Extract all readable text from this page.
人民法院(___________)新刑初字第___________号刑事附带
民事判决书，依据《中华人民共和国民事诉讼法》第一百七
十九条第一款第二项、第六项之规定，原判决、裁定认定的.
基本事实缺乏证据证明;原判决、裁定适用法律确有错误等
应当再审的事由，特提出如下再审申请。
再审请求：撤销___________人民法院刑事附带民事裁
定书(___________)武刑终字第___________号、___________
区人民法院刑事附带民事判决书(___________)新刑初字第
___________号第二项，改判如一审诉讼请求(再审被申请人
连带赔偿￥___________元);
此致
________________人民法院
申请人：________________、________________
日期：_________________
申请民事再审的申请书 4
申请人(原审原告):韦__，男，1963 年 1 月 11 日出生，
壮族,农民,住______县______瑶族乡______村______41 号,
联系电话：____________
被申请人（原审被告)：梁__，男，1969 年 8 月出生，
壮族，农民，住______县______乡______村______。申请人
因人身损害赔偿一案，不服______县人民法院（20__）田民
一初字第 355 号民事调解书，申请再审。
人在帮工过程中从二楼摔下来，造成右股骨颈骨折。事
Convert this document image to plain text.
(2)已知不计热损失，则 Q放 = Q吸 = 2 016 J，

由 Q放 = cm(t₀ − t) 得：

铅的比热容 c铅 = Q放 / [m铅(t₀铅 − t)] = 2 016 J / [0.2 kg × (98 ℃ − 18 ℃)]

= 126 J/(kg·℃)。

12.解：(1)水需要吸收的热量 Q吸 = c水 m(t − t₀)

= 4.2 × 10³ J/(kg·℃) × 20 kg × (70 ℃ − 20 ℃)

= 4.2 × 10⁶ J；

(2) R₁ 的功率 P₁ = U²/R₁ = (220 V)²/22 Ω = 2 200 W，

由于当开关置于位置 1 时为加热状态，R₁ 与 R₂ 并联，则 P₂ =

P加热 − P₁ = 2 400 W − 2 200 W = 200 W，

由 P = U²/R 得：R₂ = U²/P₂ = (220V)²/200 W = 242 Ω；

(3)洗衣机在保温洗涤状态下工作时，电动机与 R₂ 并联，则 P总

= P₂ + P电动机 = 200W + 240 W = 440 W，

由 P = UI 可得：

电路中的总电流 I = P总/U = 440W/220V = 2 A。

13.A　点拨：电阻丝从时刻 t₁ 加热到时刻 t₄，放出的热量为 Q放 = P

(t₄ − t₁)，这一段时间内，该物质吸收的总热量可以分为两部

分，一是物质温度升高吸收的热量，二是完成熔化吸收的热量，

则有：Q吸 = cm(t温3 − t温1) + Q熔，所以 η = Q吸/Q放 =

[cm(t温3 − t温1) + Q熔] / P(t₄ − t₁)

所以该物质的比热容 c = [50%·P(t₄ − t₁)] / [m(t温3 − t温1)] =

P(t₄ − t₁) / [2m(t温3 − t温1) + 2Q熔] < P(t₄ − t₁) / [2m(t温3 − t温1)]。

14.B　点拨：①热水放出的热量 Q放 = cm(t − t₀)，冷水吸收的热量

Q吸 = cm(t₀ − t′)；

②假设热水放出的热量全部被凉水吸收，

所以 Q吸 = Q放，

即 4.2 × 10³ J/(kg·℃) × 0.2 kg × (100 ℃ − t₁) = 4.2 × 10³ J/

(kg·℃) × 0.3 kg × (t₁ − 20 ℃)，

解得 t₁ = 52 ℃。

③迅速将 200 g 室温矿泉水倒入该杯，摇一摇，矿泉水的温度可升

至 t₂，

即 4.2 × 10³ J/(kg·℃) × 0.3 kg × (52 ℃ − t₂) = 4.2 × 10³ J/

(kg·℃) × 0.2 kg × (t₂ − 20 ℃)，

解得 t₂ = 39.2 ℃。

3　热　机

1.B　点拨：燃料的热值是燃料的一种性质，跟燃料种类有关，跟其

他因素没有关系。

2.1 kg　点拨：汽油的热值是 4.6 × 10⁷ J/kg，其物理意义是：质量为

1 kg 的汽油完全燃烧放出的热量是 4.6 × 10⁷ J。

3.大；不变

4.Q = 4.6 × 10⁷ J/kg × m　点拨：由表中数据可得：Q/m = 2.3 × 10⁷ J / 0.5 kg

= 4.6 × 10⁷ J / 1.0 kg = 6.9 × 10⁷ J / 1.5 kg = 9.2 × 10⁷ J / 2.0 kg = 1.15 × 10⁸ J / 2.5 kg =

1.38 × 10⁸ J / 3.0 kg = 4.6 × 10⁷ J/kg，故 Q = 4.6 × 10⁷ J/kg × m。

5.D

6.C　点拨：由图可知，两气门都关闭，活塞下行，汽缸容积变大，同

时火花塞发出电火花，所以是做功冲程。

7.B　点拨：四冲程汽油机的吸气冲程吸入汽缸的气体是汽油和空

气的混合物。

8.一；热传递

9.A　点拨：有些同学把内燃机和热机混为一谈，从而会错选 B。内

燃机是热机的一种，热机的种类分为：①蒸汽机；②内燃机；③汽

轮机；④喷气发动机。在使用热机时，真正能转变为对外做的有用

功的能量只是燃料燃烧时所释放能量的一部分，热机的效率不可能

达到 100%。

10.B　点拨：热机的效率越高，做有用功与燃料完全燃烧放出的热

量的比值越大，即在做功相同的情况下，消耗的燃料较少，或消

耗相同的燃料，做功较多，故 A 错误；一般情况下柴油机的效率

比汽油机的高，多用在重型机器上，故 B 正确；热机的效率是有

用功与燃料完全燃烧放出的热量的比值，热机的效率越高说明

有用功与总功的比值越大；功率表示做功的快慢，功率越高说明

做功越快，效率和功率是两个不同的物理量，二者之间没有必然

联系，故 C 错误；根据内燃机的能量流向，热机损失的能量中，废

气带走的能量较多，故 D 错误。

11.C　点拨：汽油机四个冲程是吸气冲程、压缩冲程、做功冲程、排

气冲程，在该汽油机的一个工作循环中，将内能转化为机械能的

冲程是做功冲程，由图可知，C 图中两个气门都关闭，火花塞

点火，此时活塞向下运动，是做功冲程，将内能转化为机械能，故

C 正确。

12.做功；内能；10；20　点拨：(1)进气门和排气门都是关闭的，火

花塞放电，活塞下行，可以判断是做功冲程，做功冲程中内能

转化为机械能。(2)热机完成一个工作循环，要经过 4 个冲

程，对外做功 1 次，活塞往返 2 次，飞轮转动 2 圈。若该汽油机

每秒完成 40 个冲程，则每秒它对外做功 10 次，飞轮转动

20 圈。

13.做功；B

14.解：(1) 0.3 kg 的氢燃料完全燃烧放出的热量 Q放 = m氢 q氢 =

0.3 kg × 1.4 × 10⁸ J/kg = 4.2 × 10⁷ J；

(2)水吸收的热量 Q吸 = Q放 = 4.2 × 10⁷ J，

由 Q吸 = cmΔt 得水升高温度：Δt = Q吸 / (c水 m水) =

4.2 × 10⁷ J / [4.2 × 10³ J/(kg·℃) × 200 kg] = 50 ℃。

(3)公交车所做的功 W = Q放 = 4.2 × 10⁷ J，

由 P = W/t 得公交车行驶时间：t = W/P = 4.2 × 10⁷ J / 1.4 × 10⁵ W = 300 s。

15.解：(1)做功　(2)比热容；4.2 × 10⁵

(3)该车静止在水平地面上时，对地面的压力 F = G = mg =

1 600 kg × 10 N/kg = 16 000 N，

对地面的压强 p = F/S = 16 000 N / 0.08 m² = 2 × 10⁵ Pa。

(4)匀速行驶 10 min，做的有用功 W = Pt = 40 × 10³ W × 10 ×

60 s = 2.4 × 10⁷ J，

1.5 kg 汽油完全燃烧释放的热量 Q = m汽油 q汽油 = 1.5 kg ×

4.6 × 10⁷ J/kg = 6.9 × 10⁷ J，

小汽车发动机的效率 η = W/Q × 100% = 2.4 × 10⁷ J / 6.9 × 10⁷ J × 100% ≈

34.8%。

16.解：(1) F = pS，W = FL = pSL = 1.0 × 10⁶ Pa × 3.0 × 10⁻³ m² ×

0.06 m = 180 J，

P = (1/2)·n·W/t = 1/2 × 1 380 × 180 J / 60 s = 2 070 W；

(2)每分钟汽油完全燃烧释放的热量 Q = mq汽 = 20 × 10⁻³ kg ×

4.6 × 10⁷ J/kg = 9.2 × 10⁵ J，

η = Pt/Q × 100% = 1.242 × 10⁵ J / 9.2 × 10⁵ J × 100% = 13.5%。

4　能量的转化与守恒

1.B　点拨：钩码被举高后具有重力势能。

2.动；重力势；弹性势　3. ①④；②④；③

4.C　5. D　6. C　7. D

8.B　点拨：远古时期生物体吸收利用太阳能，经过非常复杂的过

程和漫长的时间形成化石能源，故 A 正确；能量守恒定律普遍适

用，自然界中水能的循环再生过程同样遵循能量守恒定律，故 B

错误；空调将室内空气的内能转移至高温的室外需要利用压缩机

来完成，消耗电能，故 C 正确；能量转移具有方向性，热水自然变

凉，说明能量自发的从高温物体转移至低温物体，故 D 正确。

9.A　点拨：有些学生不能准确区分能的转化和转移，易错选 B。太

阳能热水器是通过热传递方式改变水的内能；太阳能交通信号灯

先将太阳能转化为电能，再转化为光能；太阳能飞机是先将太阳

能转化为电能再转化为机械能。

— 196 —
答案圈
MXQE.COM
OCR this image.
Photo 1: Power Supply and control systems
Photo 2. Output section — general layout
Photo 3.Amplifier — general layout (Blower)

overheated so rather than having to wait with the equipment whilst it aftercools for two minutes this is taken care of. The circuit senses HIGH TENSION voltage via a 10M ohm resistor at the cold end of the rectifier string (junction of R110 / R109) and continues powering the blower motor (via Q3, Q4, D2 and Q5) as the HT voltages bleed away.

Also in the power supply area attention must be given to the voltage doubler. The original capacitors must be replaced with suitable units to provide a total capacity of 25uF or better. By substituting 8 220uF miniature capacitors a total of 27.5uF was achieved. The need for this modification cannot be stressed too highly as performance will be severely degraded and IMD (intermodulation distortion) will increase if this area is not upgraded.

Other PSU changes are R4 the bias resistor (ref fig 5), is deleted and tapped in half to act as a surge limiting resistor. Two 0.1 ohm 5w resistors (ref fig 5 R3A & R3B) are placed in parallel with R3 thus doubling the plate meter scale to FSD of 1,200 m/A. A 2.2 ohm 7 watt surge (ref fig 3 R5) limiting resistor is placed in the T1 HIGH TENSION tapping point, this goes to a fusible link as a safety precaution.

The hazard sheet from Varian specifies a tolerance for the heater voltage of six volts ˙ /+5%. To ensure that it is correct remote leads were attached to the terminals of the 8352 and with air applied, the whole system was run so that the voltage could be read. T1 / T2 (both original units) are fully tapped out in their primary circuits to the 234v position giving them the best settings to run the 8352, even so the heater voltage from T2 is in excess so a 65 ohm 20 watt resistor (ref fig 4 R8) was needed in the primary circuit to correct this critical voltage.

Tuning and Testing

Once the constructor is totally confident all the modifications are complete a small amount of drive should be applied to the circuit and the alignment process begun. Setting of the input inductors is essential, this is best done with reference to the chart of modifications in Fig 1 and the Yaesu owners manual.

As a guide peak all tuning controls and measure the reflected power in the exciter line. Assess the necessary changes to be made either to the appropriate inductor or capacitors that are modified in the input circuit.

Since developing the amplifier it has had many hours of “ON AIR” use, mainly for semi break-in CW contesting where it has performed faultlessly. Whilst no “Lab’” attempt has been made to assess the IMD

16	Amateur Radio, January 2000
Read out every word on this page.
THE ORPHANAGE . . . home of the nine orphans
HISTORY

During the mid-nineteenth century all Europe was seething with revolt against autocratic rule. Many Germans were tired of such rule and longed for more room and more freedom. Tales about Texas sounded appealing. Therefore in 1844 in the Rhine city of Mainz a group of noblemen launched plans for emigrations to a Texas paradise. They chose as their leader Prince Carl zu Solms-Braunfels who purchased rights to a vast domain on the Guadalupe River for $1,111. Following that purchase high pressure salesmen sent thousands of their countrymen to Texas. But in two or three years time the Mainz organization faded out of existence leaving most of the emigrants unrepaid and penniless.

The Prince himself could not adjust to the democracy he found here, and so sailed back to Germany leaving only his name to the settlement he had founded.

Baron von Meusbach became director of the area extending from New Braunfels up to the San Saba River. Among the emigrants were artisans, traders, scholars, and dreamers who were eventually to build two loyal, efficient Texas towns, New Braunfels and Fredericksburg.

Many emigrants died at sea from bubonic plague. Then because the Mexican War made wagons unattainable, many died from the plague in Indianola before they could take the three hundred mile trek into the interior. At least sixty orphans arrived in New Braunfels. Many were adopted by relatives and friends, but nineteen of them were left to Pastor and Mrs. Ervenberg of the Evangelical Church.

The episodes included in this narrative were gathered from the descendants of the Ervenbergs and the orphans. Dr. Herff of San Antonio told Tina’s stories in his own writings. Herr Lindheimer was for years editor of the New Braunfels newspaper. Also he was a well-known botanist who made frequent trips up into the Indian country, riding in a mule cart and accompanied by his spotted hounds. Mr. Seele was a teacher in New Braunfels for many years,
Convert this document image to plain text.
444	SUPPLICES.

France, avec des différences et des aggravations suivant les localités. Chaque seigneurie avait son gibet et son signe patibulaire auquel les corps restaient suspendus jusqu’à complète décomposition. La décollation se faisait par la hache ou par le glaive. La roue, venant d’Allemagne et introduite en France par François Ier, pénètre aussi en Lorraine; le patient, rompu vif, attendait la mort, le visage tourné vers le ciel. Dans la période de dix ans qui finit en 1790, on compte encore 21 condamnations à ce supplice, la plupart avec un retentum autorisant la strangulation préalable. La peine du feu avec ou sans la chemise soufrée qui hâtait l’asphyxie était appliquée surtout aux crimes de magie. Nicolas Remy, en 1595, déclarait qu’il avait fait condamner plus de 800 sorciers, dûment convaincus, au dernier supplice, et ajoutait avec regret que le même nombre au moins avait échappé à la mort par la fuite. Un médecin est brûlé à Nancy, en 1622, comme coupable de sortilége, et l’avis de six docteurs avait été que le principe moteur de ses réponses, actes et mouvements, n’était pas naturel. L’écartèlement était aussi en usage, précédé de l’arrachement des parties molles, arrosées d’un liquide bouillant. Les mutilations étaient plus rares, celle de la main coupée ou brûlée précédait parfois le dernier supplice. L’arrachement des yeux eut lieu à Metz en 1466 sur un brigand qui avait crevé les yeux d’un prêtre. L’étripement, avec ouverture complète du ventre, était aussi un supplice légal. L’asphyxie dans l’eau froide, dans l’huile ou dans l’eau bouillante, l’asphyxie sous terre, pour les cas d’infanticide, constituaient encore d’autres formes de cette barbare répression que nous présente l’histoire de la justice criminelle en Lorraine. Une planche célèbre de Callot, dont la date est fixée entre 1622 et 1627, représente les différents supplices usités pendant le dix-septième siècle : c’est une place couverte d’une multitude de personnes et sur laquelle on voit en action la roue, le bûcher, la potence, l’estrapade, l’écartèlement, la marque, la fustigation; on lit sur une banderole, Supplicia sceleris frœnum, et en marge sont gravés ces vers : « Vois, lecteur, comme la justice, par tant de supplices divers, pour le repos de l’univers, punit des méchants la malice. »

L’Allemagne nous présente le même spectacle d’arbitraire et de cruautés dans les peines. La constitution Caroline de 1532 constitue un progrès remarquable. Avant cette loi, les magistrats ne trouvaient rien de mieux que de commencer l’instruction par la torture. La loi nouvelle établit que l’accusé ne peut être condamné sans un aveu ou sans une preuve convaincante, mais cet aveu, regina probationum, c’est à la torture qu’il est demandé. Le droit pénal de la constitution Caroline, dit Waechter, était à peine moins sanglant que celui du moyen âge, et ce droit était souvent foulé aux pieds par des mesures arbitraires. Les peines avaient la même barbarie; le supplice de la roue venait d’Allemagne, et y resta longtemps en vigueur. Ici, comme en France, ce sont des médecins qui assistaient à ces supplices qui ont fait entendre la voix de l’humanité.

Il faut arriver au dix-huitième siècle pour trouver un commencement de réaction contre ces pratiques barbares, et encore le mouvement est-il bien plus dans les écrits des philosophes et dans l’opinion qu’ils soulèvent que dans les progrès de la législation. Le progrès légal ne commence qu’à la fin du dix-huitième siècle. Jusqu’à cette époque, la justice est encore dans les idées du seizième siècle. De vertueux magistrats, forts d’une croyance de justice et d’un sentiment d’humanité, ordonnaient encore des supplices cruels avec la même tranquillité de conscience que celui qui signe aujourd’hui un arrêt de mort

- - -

- [Work to be completed]:
Find the string "活塞下行" in the entries above and return each line that holds it.

- [Written solution]:
6.C　点拨：由图可知，两气门都关闭，活塞下行，汽缸容积变大，同
花塞放电，活塞下行，可以判断是做功冲程，做功冲程中内能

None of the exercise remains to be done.